── TASK DATA ──
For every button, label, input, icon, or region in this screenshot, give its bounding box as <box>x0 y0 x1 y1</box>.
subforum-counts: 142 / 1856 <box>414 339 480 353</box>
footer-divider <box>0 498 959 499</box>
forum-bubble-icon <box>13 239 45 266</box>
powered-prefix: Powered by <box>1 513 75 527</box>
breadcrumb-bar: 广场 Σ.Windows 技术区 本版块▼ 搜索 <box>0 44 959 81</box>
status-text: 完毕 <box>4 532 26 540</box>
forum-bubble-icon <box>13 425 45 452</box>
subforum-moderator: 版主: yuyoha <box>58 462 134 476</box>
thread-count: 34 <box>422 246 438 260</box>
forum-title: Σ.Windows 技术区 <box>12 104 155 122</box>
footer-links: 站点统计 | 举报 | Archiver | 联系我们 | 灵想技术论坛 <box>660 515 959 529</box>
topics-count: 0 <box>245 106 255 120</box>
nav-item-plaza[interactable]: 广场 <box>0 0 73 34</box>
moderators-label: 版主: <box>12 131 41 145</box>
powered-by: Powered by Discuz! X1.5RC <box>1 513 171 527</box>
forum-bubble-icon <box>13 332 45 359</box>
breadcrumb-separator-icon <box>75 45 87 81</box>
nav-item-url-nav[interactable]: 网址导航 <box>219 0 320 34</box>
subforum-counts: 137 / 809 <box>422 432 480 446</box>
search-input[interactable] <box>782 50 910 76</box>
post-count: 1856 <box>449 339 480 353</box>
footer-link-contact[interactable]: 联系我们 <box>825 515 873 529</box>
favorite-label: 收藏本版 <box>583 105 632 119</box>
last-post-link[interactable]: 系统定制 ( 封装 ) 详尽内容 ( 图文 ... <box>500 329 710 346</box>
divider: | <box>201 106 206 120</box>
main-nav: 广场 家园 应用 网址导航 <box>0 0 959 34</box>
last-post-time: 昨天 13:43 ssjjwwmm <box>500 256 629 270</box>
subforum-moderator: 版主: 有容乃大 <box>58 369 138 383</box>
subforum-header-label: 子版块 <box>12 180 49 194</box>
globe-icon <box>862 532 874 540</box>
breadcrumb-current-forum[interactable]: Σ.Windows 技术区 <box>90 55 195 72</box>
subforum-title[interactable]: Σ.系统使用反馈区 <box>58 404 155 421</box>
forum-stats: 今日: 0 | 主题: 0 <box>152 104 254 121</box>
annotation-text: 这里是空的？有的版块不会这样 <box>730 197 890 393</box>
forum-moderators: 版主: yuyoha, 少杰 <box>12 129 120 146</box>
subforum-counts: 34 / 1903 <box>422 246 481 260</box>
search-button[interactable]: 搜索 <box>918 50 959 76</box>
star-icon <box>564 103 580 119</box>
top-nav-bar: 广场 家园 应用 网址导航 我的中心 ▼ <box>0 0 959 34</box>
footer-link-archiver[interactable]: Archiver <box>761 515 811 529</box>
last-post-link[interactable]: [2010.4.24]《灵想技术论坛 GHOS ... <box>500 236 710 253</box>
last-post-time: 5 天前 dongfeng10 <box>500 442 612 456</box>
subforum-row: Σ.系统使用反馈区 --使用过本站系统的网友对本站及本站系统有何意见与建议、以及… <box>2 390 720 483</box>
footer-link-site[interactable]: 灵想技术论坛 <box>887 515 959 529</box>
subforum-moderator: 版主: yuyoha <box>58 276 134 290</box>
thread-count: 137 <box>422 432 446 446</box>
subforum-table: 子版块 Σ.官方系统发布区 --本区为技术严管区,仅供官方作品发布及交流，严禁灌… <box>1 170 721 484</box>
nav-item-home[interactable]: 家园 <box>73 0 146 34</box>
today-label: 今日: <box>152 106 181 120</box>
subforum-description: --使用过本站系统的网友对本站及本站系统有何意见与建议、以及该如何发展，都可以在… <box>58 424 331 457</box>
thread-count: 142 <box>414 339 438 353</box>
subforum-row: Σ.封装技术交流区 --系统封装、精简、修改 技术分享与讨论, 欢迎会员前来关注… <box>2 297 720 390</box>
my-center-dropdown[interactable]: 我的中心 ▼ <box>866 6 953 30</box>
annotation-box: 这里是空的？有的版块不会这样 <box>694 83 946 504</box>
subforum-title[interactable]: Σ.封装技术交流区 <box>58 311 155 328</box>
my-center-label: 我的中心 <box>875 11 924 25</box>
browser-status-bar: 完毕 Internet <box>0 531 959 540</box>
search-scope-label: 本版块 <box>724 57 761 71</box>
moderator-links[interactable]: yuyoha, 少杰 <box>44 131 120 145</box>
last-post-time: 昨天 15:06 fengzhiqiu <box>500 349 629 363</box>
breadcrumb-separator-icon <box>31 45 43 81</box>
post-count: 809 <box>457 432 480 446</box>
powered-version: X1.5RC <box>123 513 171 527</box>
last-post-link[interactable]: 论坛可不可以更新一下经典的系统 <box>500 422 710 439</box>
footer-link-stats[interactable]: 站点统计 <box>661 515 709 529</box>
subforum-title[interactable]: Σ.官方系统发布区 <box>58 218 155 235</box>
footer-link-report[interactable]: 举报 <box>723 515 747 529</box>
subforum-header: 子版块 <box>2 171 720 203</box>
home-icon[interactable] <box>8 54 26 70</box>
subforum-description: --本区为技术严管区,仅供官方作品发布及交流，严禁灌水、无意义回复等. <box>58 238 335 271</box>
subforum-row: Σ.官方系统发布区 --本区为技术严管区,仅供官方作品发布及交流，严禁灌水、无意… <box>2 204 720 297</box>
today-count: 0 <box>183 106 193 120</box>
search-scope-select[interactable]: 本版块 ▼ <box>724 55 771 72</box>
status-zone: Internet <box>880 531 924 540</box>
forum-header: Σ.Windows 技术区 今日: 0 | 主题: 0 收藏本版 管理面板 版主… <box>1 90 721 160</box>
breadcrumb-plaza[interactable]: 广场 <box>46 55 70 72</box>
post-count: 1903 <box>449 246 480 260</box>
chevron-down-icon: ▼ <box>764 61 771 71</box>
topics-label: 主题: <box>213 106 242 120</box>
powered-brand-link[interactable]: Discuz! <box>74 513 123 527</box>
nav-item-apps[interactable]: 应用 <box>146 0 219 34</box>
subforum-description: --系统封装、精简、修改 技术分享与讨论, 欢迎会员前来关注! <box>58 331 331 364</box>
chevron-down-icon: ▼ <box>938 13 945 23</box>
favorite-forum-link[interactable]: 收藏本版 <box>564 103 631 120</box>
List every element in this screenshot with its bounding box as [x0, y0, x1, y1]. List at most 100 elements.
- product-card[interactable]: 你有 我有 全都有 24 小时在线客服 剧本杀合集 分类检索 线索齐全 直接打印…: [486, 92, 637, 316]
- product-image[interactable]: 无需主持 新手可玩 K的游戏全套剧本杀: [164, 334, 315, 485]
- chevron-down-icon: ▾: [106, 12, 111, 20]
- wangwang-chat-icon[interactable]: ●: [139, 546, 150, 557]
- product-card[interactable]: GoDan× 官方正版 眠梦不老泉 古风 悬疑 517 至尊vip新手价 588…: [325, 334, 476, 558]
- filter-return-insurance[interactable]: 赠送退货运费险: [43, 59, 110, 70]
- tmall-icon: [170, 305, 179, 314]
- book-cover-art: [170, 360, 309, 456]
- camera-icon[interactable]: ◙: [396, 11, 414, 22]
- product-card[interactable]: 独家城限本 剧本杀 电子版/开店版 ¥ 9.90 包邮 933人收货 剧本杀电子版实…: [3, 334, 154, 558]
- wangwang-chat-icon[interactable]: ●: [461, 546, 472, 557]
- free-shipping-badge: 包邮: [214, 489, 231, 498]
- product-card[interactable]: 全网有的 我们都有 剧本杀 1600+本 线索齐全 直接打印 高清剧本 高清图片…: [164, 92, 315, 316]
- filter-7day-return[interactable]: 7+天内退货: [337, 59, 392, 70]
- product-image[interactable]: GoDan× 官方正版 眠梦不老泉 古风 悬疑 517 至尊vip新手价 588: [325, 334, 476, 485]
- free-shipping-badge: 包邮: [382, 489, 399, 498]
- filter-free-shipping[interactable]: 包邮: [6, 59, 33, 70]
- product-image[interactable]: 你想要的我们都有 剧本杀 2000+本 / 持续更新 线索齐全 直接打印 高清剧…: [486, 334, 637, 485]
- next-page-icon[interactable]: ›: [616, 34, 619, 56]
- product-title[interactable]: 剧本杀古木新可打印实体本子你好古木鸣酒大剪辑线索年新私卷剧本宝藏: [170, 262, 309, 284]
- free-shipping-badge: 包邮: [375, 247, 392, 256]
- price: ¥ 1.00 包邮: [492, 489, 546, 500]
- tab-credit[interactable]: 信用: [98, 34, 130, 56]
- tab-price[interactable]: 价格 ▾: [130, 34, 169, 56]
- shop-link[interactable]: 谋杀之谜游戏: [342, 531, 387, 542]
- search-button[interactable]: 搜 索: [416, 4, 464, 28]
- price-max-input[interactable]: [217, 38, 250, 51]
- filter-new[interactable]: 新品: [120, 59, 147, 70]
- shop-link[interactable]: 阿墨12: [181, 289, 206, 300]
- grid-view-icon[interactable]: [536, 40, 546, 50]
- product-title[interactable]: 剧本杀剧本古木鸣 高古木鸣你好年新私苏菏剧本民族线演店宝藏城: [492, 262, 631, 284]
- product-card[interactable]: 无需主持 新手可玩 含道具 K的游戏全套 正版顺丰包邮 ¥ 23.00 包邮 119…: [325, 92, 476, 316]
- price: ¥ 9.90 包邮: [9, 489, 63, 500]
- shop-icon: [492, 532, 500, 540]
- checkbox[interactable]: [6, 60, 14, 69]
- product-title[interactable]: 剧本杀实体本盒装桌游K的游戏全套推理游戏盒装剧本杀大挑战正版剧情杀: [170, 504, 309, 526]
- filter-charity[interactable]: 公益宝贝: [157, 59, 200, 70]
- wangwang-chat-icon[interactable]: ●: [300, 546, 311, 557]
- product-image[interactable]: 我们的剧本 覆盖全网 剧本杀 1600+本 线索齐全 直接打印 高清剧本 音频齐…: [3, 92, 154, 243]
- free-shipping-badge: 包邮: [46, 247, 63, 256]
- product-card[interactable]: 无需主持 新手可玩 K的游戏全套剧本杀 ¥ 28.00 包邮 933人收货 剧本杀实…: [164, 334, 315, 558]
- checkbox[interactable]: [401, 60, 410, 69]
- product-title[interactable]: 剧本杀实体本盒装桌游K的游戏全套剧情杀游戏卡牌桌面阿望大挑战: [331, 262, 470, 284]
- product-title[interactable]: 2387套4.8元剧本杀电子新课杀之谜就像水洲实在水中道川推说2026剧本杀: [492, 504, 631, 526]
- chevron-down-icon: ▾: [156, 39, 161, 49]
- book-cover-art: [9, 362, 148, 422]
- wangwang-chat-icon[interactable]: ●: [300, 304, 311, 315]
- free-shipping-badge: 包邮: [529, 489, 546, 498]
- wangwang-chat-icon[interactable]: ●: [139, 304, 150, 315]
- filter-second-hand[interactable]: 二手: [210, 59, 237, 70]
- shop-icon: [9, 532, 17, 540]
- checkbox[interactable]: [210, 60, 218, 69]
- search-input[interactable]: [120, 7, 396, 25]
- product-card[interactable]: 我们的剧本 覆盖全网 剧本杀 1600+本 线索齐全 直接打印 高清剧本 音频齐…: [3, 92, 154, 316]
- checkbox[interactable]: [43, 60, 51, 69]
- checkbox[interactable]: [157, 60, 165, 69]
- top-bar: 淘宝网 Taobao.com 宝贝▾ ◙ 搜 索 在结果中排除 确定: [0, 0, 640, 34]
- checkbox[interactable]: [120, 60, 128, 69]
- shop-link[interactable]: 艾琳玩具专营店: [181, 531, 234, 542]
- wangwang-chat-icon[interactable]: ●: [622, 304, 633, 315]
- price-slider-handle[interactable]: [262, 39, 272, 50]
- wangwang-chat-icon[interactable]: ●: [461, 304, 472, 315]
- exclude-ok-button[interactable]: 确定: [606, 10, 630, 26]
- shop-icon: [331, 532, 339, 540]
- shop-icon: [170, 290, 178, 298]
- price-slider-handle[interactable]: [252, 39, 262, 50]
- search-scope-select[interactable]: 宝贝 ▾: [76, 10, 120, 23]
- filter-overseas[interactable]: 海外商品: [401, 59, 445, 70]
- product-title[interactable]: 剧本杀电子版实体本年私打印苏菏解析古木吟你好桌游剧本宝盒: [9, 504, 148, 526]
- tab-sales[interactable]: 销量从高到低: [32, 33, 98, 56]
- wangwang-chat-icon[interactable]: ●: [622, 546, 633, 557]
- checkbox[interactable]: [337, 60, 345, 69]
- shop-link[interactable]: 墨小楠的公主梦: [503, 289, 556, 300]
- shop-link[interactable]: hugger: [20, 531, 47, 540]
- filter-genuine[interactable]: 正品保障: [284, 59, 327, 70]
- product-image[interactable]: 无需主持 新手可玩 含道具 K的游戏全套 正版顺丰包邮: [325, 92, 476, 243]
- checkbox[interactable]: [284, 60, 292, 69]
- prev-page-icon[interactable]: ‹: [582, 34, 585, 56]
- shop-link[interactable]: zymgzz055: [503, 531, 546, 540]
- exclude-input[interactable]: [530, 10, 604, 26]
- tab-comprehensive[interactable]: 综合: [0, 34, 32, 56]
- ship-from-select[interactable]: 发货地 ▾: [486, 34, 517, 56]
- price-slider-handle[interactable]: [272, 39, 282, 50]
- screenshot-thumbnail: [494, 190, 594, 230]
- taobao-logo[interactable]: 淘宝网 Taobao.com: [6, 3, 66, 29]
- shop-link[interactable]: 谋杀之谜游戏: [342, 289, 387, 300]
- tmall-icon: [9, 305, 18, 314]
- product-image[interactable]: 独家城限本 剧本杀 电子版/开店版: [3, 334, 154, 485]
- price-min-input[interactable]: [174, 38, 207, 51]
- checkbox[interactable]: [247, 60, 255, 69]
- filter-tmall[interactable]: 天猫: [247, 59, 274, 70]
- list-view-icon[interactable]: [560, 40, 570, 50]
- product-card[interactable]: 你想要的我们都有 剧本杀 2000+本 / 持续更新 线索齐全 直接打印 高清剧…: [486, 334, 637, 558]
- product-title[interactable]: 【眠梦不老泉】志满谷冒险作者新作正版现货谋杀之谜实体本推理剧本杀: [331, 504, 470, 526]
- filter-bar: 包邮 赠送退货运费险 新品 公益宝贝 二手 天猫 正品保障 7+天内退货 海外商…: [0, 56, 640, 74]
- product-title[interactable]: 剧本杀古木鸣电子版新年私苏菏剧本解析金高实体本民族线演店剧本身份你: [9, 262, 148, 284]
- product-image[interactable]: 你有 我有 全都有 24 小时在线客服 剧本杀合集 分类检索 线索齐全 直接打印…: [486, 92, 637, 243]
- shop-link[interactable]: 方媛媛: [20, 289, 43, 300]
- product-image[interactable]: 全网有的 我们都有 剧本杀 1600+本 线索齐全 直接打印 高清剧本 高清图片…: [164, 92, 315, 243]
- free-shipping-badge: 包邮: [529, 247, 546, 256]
───
### WORK TO DO:
Reproduce verbatim the lines from the start of the listing through the line holding "breadcrumb-bar: 广场 Σ.Windows", inclusive.

### FINISHED ANSWER:
For every button, label, input, icon, or region in this screenshot, give its bounding box as <box>x0 y0 x1 y1</box>.
subforum-counts: 142 / 1856 <box>414 339 480 353</box>
footer-divider <box>0 498 959 499</box>
forum-bubble-icon <box>13 239 45 266</box>
powered-prefix: Powered by <box>1 513 75 527</box>
breadcrumb-bar: 广场 Σ.Windows 技术区 本版块▼ 搜索 <box>0 44 959 81</box>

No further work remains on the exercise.